[Figure record extracts]
------

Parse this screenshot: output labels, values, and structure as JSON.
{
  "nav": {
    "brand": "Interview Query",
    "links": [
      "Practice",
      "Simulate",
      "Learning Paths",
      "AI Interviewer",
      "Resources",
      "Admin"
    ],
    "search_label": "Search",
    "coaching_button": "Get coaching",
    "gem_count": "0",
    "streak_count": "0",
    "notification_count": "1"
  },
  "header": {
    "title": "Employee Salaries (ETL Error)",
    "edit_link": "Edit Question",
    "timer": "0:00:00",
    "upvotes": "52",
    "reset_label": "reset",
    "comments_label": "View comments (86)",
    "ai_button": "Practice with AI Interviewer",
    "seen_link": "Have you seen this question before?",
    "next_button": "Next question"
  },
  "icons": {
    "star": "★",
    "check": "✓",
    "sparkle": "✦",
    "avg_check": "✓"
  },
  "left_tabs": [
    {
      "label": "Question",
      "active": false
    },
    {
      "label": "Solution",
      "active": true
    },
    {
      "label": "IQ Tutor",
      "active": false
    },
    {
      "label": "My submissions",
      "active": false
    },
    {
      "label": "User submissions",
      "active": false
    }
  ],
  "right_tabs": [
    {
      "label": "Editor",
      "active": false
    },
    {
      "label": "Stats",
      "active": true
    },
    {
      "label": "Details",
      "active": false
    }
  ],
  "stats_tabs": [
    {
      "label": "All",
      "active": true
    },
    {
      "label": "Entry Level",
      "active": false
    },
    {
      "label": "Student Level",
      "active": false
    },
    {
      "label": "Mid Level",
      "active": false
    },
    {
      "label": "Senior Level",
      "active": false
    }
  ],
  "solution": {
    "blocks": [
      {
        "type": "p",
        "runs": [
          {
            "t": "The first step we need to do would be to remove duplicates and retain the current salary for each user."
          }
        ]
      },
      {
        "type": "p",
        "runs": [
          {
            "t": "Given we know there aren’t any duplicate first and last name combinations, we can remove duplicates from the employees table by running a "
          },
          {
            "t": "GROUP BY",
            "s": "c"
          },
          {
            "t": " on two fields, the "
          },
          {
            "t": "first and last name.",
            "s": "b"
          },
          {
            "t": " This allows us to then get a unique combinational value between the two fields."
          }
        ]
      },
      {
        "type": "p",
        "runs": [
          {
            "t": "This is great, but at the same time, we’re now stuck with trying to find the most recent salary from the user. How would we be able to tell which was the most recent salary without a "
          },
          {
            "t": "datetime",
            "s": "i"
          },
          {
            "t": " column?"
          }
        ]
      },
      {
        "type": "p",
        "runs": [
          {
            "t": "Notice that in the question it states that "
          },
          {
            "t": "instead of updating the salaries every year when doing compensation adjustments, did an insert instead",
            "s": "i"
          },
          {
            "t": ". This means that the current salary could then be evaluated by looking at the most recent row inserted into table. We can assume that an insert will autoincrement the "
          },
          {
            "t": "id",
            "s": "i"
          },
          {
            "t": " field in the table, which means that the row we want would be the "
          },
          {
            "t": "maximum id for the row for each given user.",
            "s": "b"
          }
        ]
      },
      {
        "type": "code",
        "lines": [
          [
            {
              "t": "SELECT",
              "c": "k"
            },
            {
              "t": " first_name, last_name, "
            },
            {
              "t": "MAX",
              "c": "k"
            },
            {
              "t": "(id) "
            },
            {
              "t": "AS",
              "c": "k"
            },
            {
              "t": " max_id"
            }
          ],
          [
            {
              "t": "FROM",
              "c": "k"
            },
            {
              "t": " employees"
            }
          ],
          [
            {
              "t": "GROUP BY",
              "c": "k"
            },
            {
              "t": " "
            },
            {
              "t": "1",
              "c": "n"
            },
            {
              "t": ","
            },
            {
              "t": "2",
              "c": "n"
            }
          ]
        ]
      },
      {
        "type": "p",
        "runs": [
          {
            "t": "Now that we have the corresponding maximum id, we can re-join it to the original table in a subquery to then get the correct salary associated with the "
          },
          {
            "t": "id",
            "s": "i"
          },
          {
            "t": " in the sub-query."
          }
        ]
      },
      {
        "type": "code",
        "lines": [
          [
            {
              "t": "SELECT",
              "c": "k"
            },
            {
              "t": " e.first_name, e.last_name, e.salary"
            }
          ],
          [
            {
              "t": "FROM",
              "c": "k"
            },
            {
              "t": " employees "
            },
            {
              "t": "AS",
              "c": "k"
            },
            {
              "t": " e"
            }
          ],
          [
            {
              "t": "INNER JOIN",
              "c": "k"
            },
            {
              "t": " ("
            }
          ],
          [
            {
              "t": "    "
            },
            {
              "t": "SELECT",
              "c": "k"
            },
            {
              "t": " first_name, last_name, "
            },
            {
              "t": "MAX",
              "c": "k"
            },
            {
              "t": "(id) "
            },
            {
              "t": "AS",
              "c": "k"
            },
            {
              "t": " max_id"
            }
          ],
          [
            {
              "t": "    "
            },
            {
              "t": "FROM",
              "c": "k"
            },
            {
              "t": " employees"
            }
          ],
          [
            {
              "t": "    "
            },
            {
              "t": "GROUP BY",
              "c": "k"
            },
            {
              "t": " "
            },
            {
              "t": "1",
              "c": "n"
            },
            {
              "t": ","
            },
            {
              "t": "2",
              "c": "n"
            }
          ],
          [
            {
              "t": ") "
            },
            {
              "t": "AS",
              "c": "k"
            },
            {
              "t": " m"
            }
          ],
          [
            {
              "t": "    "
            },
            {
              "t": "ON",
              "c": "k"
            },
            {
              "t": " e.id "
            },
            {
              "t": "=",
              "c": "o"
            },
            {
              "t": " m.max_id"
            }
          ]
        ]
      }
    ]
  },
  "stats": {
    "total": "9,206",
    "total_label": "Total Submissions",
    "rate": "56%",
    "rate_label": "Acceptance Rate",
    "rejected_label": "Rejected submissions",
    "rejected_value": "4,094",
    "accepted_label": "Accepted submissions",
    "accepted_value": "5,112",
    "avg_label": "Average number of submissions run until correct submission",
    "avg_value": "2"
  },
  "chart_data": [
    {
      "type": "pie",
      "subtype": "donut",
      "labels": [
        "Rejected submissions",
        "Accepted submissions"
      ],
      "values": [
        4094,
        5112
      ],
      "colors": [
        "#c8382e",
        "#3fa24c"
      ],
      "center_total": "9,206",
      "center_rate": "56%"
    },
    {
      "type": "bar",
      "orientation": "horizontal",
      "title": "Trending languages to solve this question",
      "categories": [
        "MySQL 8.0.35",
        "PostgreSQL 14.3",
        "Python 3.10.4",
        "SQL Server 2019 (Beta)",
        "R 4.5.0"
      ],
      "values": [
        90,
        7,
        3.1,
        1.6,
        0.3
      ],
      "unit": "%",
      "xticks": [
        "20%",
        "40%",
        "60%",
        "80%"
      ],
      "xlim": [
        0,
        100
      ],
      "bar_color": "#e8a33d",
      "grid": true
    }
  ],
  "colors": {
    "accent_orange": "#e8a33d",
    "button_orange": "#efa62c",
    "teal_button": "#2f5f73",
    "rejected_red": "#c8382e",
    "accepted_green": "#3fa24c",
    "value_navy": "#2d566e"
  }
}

------

▶ [YOUR GOAL]:
Restate the data above word for word.

▶ [ANSWER FOR THIS EXERCISE]:
Parse this screenshot: output labels, values, and structure as JSON.
{
  "nav": {
    "brand": "Interview Query",
    "links": [
      "Practice",
      "Simulate",
      "Learning Paths",
      "AI Interviewer",
      "Resources",
      "Admin"
    ],
    "search_label": "Search",
    "coaching_button": "Get coaching",
    "gem_count": "0",
    "streak_count": "0",
    "notification_count": "1"
  },
  "header": {
    "title": "Employee Salaries (ETL Error)",
    "edit_link": "Edit Question",
    "timer": "0:00:00",
    "upvotes": "52",
    "reset_label": "reset",
    "comments_label": "View comments (86)",
    "ai_button": "Practice with AI Interviewer",
    "seen_link": "Have you seen this question before?",
    "next_button": "Next question"
  },
  "icons": {
    "star": "★",
    "check": "✓",
    "sparkle": "✦",
    "avg_check": "✓"
  },
  "left_tabs": [
    {
      "label": "Question",
      "active": false
    },
    {
      "label": "Solution",
      "active": true
    },
    {
      "label": "IQ Tutor",
      "active": false
    },
    {
      "label": "My submissions",
      "active": false
    },
    {
      "label": "User submissions",
      "active": false
    }
  ],
  "right_tabs": [
    {
      "label": "Editor",
      "active": false
    },
    {
      "label": "Stats",
      "active": true
    },
    {
      "label": "Details",
      "active": false
    }
  ],
  "stats_tabs": [
    {
      "label": "All",
      "active": true
    },
    {
      "label": "Entry Level",
      "active": false
    },
    {
      "label": "Student Level",
      "active": false
    },
    {
      "label": "Mid Level",
      "active": false
    },
    {
      "label": "Senior Level",
      "active": false
    }
  ],
  "solution": {
    "blocks": [
      {
        "type": "p",
        "runs": [
          {
            "t": "The first step we need to do would be to remove duplicates and retain the current salary for each user."
          }
        ]
      },
      {
        "type": "p",
        "runs": [
          {
            "t": "Given we know there aren’t any duplicate first and last name combinations, we can remove duplicates from the employees table by running a "
          },
          {
            "t": "GROUP BY",
            "s": "c"
          },
          {
            "t": " on two fields, the "
          },
          {
            "t": "first and last name.",
            "s": "b"
          },
          {
            "t": " This allows us to then get a unique combinational value between the two fields."
          }
        ]
      },
      {
        "type": "p",
        "runs": [
          {
            "t": "This is great, but at the same time, we’re now stuck with trying to find the most recent salary from the user. How would we be able to tell which was the most recent salary without a "
          },
          {
            "t": "datetime",
            "s": "i"
          },
          {
            "t": " column?"
          }
        ]
      },
      {
        "type": "p",
        "runs": [
          {
            "t": "Notice that in the question it states that "
          },
          {
            "t": "instead of updating the salaries every year when doing compensation adjustments, did an insert instead",
            "s": "i"
          },
          {
            "t": ". This means that the current salary could then be evaluated by looking at the most recent row inserted into table. We can assume that an insert will autoincrement the "
          },
          {
            "t": "id",
            "s": "i"
          },
          {
            "t": " field in the table, which means that the row we want would be the "
          },
          {
            "t": "maximum id for the row for each given user.",
            "s": "b"
          }
        ]
      },
      {
        "type": "code",
        "lines": [
          [
            {
              "t": "SELECT",
              "c": "k"
            },
            {
              "t": " first_name, last_name, "
            },
            {
              "t": "MAX",
              "c": "k"
            },
            {
              "t": "(id) "
            },
            {
              "t": "AS",
              "c": "k"
            },
            {
              "t": " max_id"
            }
          ],
          [
            {
              "t": "FROM",
              "c": "k"
            },
            {
              "t": " employees"
            }
          ],
          [
            {
              "t": "GROUP BY",
              "c": "k"
            },
            {
              "t": " "
            },
            {
              "t": "1",
              "c": "n"
            },
            {
              "t": ","
            },
            {
              "t": "2",
              "c": "n"
            }
          ]
        ]
      },
      {
        "type": "p",
        "runs": [
          {
            "t": "Now that we have the corresponding maximum id, we can re-join it to the original table in a subquery to then get the correct salary associated with the "
          },
          {
            "t": "id",
            "s": "i"
          },
          {
            "t": " in the sub-query."
          }
        ]
      },
      {
        "type": "code",
        "lines": [
          [
            {
              "t": "SELECT",
              "c": "k"
            },
            {
              "t": " e.first_name, e.last_name, e.salary"
            }
          ],
          [
            {
              "t": "FROM",
              "c": "k"
            },
            {
              "t": " employees "
            },
            {
              "t": "AS",
              "c": "k"
            },
            {
              "t": " e"
            }
          ],
          [
            {
              "t": "INNER JOIN",
              "c": "k"
            },
            {
              "t": " ("
            }
          ],
          [
            {
              "t": "    "
            },
            {
              "t": "SELECT",
              "c": "k"
            },
            {
              "t": " first_name, last_name, "
            },
            {
              "t": "MAX",
              "c": "k"
            },
            {
              "t": "(id) "
            },
            {
              "t": "AS",
              "c": "k"
            },
            {
              "t": " max_id"
            }
          ],
          [
            {
              "t": "    "
            },
            {
              "t": "FROM",
              "c": "k"
            },
            {
              "t": " employees"
            }
          ],
          [
            {
              "t": "    "
            },
            {
              "t": "GROUP BY",
              "c": "k"
            },
            {
              "t": " "
            },
            {
              "t": "1",
              "c": "n"
            },
            {
              "t": ","
            },
            {
              "t": "2",
              "c": "n"
            }
          ],
          [
            {
              "t": ") "
            },
            {
              "t": "AS",
              "c": "k"
            },
            {
              "t": " m"
            }
          ],
          [
            {
              "t": "    "
            },
            {
              "t": "ON",
              "c": "k"
            },
            {
              "t": " e.id "
            },
            {
              "t": "=",
              "c": "o"
            },
            {
              "t": " m.max_id"
            }
          ]
        ]
      }
    ]
  },
  "stats": {
    "total": "9,206",
    "total_label": "Total Submissions",
    "rate": "56%",
    "rate_label": "Acceptance Rate",
    "rejected_label": "Rejected submissions",
    "rejected_value": "4,094",
    "accepted_label": "Accepted submissions",
    "accepted_value": "5,112",
    "avg_label": "Average number of submissions run until correct submission",
    "avg_value": "2"
  },
  "chart_data": [
    {
      "type": "pie",
      "subtype": "donut",
      "labels": [
        "Rejected submissions",
        "Accepted submissions"
      ],
      "values": [
        4094,
        5112
      ],
      "colors": [
        "#c8382e",
        "#3fa24c"
      ],
      "center_total": "9,206",
      "center_rate": "56%"
    },
    {
      "type": "bar",
      "orientation": "horizontal",
      "title": "Trending languages to solve this question",
      "categories": [
        "MySQL 8.0.35",
        "PostgreSQL 14.3",
        "Python 3.10.4",
        "SQL Server 2019 (Beta)",
        "R 4.5.0"
      ],
      "values": [
        90,
        7,
        3.1,
        1.6,
        0.3
      ],
      "unit": "%",
      "xticks": [
        "20%",
        "40%",
        "60%",
        "80%"
      ],
      "xlim": [
        0,
        100
      ],
      "bar_color": "#e8a33d",
      "grid": true
    }
  ],
  "colors": {
    "accent_orange": "#e8a33d",
    "button_orange": "#efa62c",
    "teal_button": "#2f5f73",
    "rejected_red": "#c8382e",
    "accepted_green": "#3fa24c",
    "value_navy": "#2d566e"
  }
}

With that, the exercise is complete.